▶ **REQUIRED WORK**:
Go through the data and copy every line exactly, but not the images.

▶ **GIVEN INFORMATION**:

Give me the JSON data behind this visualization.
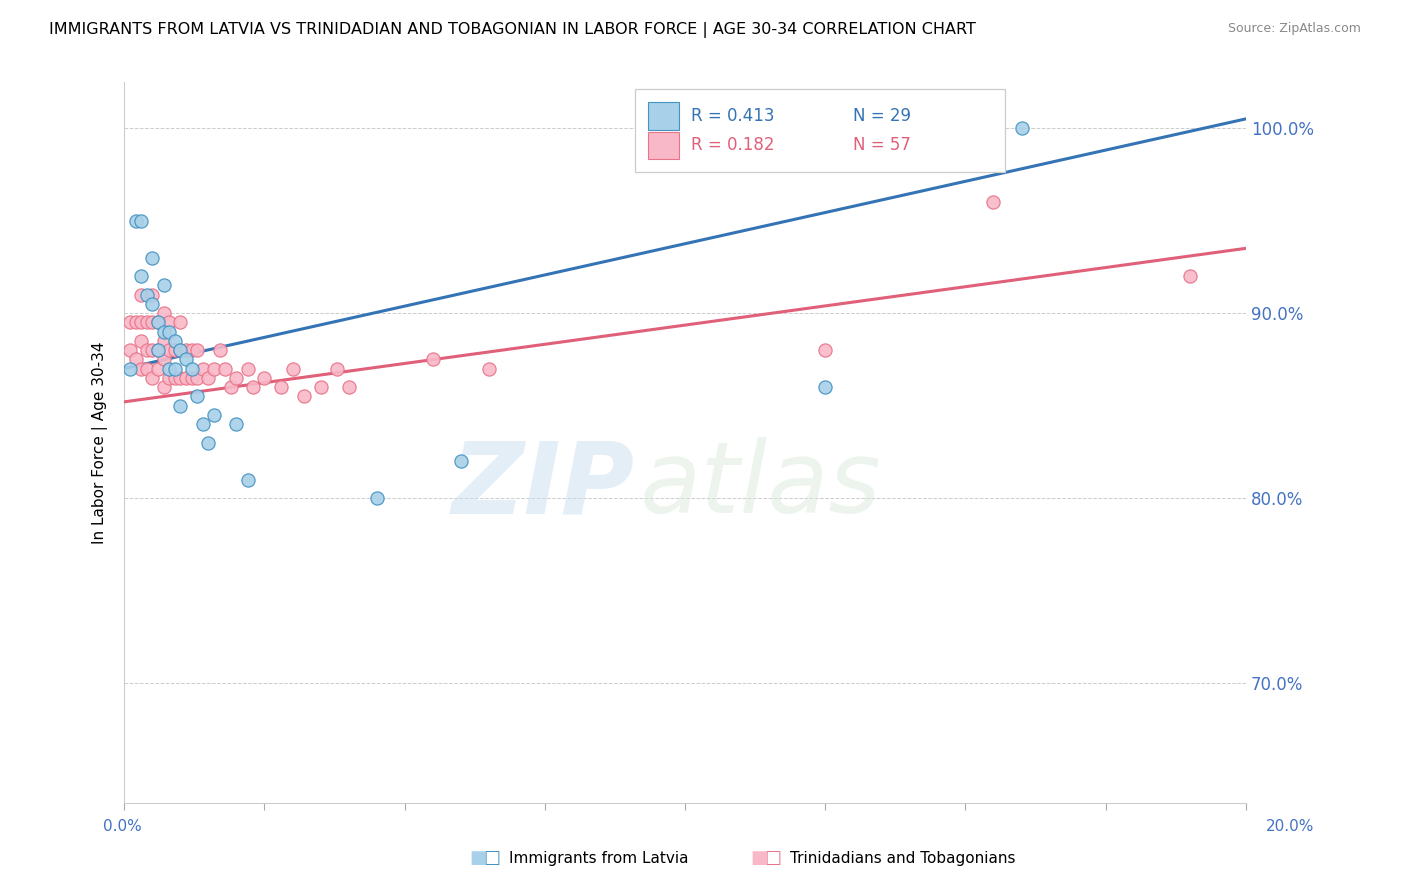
{
  "title": "IMMIGRANTS FROM LATVIA VS TRINIDADIAN AND TOBAGONIAN IN LABOR FORCE | AGE 30-34 CORRELATION CHART",
  "source": "Source: ZipAtlas.com",
  "ylabel": "In Labor Force | Age 30-34",
  "xlim": [
    0.0,
    0.2
  ],
  "ylim": [
    0.635,
    1.025
  ],
  "ytick_positions": [
    0.7,
    0.8,
    0.9,
    1.0
  ],
  "ytick_labels": [
    "70.0%",
    "80.0%",
    "90.0%",
    "100.0%"
  ],
  "xtick_positions": [
    0.0,
    0.025,
    0.05,
    0.075,
    0.1,
    0.125,
    0.15,
    0.175,
    0.2
  ],
  "legend_r_blue": "R = 0.413",
  "legend_n_blue": "N = 29",
  "legend_r_pink": "R = 0.182",
  "legend_n_pink": "N = 57",
  "legend_label_blue": "Immigrants from Latvia",
  "legend_label_pink": "Trinidadians and Tobagonians",
  "color_blue_fill": "#a8d0e8",
  "color_blue_edge": "#4393c3",
  "color_pink_fill": "#f9b8c8",
  "color_pink_edge": "#e8748a",
  "color_line_blue": "#3474b5",
  "color_line_pink": "#e0607a",
  "watermark_zip": "ZIP",
  "watermark_atlas": "atlas",
  "blue_x": [
    0.001,
    0.002,
    0.003,
    0.003,
    0.004,
    0.005,
    0.005,
    0.006,
    0.006,
    0.007,
    0.007,
    0.008,
    0.008,
    0.009,
    0.009,
    0.01,
    0.01,
    0.011,
    0.012,
    0.013,
    0.014,
    0.015,
    0.016,
    0.02,
    0.022,
    0.045,
    0.06,
    0.125,
    0.16
  ],
  "blue_y": [
    0.87,
    0.95,
    0.95,
    0.92,
    0.91,
    0.93,
    0.905,
    0.895,
    0.88,
    0.915,
    0.89,
    0.89,
    0.87,
    0.885,
    0.87,
    0.88,
    0.85,
    0.875,
    0.87,
    0.855,
    0.84,
    0.83,
    0.845,
    0.84,
    0.81,
    0.8,
    0.82,
    0.86,
    1.0
  ],
  "pink_x": [
    0.001,
    0.001,
    0.002,
    0.002,
    0.003,
    0.003,
    0.003,
    0.003,
    0.004,
    0.004,
    0.004,
    0.005,
    0.005,
    0.005,
    0.005,
    0.006,
    0.006,
    0.006,
    0.007,
    0.007,
    0.007,
    0.007,
    0.008,
    0.008,
    0.008,
    0.009,
    0.009,
    0.01,
    0.01,
    0.01,
    0.011,
    0.011,
    0.012,
    0.012,
    0.013,
    0.013,
    0.014,
    0.015,
    0.016,
    0.017,
    0.018,
    0.019,
    0.02,
    0.022,
    0.023,
    0.025,
    0.028,
    0.03,
    0.032,
    0.035,
    0.038,
    0.04,
    0.055,
    0.065,
    0.125,
    0.155,
    0.19
  ],
  "pink_y": [
    0.895,
    0.88,
    0.895,
    0.875,
    0.91,
    0.895,
    0.885,
    0.87,
    0.895,
    0.88,
    0.87,
    0.91,
    0.895,
    0.88,
    0.865,
    0.895,
    0.88,
    0.87,
    0.9,
    0.885,
    0.875,
    0.86,
    0.895,
    0.88,
    0.865,
    0.88,
    0.865,
    0.895,
    0.88,
    0.865,
    0.88,
    0.865,
    0.88,
    0.865,
    0.88,
    0.865,
    0.87,
    0.865,
    0.87,
    0.88,
    0.87,
    0.86,
    0.865,
    0.87,
    0.86,
    0.865,
    0.86,
    0.87,
    0.855,
    0.86,
    0.87,
    0.86,
    0.875,
    0.87,
    0.88,
    0.96,
    0.92
  ]
}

▶ **SOLUTION TO THIS EXERCISE**:
Give me the JSON data behind this visualization.
{
  "title": "IMMIGRANTS FROM LATVIA VS TRINIDADIAN AND TOBAGONIAN IN LABOR FORCE | AGE 30-34 CORRELATION CHART",
  "source": "Source: ZipAtlas.com",
  "ylabel": "In Labor Force | Age 30-34",
  "xlim": [
    0.0,
    0.2
  ],
  "ylim": [
    0.635,
    1.025
  ],
  "ytick_positions": [
    0.7,
    0.8,
    0.9,
    1.0
  ],
  "ytick_labels": [
    "70.0%",
    "80.0%",
    "90.0%",
    "100.0%"
  ],
  "xtick_positions": [
    0.0,
    0.025,
    0.05,
    0.075,
    0.1,
    0.125,
    0.15,
    0.175,
    0.2
  ],
  "legend_r_blue": "R = 0.413",
  "legend_n_blue": "N = 29",
  "legend_r_pink": "R = 0.182",
  "legend_n_pink": "N = 57",
  "legend_label_blue": "Immigrants from Latvia",
  "legend_label_pink": "Trinidadians and Tobagonians",
  "color_blue_fill": "#a8d0e8",
  "color_blue_edge": "#4393c3",
  "color_pink_fill": "#f9b8c8",
  "color_pink_edge": "#e8748a",
  "color_line_blue": "#3474b5",
  "color_line_pink": "#e0607a",
  "watermark_zip": "ZIP",
  "watermark_atlas": "atlas",
  "blue_x": [
    0.001,
    0.002,
    0.003,
    0.003,
    0.004,
    0.005,
    0.005,
    0.006,
    0.006,
    0.007,
    0.007,
    0.008,
    0.008,
    0.009,
    0.009,
    0.01,
    0.01,
    0.011,
    0.012,
    0.013,
    0.014,
    0.015,
    0.016,
    0.02,
    0.022,
    0.045,
    0.06,
    0.125,
    0.16
  ],
  "blue_y": [
    0.87,
    0.95,
    0.95,
    0.92,
    0.91,
    0.93,
    0.905,
    0.895,
    0.88,
    0.915,
    0.89,
    0.89,
    0.87,
    0.885,
    0.87,
    0.88,
    0.85,
    0.875,
    0.87,
    0.855,
    0.84,
    0.83,
    0.845,
    0.84,
    0.81,
    0.8,
    0.82,
    0.86,
    1.0
  ],
  "pink_x": [
    0.001,
    0.001,
    0.002,
    0.002,
    0.003,
    0.003,
    0.003,
    0.003,
    0.004,
    0.004,
    0.004,
    0.005,
    0.005,
    0.005,
    0.005,
    0.006,
    0.006,
    0.006,
    0.007,
    0.007,
    0.007,
    0.007,
    0.008,
    0.008,
    0.008,
    0.009,
    0.009,
    0.01,
    0.01,
    0.01,
    0.011,
    0.011,
    0.012,
    0.012,
    0.013,
    0.013,
    0.014,
    0.015,
    0.016,
    0.017,
    0.018,
    0.019,
    0.02,
    0.022,
    0.023,
    0.025,
    0.028,
    0.03,
    0.032,
    0.035,
    0.038,
    0.04,
    0.055,
    0.065,
    0.125,
    0.155,
    0.19
  ],
  "pink_y": [
    0.895,
    0.88,
    0.895,
    0.875,
    0.91,
    0.895,
    0.885,
    0.87,
    0.895,
    0.88,
    0.87,
    0.91,
    0.895,
    0.88,
    0.865,
    0.895,
    0.88,
    0.87,
    0.9,
    0.885,
    0.875,
    0.86,
    0.895,
    0.88,
    0.865,
    0.88,
    0.865,
    0.895,
    0.88,
    0.865,
    0.88,
    0.865,
    0.88,
    0.865,
    0.88,
    0.865,
    0.87,
    0.865,
    0.87,
    0.88,
    0.87,
    0.86,
    0.865,
    0.87,
    0.86,
    0.865,
    0.86,
    0.87,
    0.855,
    0.86,
    0.87,
    0.86,
    0.875,
    0.87,
    0.88,
    0.96,
    0.92
  ]
}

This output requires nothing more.